Report, word for word, every line of the material that contains "Imaginary".

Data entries
◆ ◆ ◆ ◆ ◆ ◆ ◆

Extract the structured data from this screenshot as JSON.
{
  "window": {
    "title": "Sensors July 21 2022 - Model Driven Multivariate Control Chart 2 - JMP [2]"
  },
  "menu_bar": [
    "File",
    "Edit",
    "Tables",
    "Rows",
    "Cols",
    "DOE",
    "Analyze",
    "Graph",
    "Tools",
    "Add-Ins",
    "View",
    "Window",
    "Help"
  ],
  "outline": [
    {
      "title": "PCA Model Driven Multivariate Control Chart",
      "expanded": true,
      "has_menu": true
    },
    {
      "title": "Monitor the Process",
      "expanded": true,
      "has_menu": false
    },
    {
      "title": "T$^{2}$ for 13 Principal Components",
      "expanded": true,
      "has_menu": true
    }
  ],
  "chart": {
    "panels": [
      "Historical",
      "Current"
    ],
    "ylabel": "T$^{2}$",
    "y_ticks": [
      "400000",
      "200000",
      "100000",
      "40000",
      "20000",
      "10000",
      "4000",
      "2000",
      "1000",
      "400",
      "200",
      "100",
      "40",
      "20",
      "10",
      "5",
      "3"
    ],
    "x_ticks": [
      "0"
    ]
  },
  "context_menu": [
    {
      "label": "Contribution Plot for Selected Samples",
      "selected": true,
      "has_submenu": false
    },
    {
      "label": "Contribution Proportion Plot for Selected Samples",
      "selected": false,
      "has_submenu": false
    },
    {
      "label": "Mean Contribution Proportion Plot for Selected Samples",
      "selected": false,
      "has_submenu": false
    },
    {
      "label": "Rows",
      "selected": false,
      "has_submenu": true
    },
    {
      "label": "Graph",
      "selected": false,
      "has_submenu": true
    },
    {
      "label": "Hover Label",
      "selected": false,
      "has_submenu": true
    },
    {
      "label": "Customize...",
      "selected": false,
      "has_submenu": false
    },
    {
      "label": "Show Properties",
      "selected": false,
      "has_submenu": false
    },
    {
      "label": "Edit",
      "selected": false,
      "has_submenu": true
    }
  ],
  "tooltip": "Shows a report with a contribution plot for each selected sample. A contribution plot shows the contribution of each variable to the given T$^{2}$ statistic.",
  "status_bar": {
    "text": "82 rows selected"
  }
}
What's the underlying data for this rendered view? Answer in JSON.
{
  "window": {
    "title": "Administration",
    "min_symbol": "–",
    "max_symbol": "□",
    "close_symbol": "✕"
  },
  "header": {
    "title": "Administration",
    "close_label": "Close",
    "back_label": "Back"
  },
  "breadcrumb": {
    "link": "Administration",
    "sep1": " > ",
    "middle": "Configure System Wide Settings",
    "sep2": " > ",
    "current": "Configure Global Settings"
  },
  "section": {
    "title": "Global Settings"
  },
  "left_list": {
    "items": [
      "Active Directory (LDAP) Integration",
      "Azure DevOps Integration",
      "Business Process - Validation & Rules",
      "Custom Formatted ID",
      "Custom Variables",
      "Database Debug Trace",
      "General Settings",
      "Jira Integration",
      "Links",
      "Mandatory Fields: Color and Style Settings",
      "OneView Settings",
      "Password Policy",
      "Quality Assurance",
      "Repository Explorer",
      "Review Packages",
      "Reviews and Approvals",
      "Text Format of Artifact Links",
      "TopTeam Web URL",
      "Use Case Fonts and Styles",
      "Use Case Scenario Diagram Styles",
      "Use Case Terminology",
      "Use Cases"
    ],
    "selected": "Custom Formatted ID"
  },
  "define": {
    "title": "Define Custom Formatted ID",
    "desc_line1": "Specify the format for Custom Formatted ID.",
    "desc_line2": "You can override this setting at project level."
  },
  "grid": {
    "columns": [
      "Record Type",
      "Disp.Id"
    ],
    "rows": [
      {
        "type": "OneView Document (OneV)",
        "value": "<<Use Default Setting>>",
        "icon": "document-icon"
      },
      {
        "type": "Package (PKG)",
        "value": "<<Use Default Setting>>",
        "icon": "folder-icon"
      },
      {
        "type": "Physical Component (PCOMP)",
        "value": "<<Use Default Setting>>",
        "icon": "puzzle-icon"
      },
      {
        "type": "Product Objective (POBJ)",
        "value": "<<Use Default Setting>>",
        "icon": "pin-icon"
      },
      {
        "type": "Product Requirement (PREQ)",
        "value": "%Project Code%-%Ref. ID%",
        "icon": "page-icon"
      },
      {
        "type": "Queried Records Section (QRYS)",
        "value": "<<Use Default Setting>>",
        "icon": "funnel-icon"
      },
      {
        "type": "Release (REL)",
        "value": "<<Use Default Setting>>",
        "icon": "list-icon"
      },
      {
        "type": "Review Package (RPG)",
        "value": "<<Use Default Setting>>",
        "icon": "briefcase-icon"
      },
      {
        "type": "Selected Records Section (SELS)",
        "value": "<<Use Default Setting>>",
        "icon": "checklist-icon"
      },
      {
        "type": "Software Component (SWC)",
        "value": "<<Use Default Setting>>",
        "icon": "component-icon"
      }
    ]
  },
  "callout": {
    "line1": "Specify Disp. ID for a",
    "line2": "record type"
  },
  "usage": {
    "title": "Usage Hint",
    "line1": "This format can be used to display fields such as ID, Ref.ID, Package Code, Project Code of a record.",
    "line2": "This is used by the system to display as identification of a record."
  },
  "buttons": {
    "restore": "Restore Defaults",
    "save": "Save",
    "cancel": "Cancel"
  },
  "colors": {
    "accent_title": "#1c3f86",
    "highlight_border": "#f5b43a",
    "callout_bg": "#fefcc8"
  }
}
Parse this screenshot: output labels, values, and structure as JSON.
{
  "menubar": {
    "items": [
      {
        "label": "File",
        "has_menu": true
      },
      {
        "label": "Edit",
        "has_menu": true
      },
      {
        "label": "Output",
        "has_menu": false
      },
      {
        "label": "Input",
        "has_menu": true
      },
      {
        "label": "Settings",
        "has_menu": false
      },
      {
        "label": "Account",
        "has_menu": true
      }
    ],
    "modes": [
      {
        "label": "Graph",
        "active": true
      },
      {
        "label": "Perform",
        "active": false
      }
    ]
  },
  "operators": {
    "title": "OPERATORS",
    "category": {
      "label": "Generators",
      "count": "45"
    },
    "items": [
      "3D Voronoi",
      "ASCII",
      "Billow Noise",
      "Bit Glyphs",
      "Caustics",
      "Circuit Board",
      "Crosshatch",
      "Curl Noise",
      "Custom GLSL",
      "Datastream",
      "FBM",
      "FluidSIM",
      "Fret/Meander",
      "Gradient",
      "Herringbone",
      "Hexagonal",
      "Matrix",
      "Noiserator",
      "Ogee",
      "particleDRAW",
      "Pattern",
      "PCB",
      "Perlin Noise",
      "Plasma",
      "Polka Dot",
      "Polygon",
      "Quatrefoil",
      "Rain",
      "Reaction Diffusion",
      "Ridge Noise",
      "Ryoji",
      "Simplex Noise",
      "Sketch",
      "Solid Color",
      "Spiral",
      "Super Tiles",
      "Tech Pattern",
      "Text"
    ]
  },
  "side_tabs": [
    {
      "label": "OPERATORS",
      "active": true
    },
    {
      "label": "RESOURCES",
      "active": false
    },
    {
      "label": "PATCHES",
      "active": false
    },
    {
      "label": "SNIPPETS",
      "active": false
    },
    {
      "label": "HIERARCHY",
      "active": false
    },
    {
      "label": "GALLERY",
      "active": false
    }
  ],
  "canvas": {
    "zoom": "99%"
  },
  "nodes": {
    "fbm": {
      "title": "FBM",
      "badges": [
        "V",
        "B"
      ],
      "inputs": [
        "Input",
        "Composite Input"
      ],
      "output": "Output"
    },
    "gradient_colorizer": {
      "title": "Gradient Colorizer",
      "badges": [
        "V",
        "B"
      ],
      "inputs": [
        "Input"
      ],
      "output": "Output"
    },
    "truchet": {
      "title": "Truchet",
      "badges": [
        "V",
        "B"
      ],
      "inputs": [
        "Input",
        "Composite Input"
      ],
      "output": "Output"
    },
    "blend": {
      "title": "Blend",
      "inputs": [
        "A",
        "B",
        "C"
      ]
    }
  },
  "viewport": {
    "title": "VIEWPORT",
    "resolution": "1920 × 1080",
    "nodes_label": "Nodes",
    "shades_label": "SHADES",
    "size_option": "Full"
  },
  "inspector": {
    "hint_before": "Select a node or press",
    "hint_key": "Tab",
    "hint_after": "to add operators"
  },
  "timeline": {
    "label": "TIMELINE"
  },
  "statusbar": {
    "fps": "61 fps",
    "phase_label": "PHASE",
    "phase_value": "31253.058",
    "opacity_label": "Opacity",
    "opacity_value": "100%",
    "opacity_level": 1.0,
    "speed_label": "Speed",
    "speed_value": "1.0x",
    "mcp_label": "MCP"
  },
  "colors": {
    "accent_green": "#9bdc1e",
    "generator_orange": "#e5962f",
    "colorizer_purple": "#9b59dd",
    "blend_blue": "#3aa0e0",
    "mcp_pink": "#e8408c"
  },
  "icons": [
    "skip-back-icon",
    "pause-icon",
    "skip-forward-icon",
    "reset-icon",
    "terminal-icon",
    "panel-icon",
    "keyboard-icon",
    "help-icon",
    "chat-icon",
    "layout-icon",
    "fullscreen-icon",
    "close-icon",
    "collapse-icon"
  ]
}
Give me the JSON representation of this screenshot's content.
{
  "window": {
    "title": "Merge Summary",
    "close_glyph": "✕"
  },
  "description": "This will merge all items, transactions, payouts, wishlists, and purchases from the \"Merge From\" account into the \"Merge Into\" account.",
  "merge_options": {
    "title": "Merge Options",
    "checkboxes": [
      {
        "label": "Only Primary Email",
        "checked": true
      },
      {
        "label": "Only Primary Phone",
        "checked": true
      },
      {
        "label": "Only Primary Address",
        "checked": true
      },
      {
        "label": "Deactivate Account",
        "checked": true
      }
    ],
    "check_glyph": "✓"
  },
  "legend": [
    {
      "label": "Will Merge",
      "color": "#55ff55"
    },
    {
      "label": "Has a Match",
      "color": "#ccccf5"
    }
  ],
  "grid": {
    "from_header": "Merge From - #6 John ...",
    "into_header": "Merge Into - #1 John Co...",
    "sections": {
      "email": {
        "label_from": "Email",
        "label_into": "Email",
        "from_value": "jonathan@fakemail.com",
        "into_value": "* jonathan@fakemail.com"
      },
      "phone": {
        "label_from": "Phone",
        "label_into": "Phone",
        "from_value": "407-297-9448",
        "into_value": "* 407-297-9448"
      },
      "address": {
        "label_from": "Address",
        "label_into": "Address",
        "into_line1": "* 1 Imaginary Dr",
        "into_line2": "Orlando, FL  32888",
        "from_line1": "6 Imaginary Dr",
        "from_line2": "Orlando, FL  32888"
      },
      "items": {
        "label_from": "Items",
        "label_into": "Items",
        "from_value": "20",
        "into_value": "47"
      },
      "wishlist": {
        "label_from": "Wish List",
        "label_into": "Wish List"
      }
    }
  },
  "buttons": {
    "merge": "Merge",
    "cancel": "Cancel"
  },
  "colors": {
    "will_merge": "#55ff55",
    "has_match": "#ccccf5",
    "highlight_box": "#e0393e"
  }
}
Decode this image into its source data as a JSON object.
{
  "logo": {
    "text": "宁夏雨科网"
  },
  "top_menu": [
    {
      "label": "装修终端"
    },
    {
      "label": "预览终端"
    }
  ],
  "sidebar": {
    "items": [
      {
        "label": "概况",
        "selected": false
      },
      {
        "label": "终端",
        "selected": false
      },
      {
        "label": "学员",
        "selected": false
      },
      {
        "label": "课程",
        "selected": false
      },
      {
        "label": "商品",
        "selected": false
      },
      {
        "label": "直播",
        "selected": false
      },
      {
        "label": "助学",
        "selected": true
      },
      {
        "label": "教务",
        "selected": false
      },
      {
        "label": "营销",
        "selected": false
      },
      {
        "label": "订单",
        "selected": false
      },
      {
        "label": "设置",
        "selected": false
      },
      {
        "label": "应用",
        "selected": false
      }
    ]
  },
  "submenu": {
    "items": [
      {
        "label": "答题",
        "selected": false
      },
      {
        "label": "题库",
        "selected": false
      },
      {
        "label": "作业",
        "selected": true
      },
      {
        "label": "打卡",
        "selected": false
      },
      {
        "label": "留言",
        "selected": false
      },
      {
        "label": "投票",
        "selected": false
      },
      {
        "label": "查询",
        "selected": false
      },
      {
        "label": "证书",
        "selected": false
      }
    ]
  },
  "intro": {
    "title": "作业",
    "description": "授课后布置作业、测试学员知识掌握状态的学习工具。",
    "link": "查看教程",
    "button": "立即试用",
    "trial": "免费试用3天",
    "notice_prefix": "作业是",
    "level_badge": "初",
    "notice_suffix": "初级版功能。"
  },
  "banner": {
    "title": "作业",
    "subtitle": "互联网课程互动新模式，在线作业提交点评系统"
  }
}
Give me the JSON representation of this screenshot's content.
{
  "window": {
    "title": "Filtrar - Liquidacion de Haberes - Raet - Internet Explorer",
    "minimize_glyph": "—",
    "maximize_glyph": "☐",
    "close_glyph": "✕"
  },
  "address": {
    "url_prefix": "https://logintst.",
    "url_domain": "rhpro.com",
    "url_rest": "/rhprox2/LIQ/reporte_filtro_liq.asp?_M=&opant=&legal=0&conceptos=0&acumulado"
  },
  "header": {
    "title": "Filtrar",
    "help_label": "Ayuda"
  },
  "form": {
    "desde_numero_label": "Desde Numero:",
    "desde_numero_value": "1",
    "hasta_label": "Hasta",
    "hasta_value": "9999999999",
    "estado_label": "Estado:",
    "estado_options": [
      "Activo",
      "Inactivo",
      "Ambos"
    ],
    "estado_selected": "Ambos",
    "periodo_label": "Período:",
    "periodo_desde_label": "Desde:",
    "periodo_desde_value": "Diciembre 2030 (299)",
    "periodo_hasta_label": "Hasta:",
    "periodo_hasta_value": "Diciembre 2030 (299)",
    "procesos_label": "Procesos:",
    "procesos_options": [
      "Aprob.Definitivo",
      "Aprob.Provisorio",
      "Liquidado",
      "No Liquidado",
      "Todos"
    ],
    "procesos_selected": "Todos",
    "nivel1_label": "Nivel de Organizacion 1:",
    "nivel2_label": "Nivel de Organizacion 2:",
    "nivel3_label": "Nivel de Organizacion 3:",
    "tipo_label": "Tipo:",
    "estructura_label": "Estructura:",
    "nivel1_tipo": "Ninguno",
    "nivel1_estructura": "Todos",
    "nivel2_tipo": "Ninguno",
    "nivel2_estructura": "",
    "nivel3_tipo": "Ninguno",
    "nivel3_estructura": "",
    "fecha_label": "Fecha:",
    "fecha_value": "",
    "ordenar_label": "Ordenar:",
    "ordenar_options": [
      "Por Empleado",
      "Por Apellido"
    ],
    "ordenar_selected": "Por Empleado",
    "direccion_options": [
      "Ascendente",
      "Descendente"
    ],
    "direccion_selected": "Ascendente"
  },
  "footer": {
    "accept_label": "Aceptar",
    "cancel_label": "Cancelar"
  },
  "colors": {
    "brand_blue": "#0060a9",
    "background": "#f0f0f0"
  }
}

◆ ◆ ◆ ◆ ◆ ◆ ◆

EXPECTED OUTPUT ▸
        "into_line1": "* 1 Imaginary Dr",
        "from_line1": "6 Imaginary Dr",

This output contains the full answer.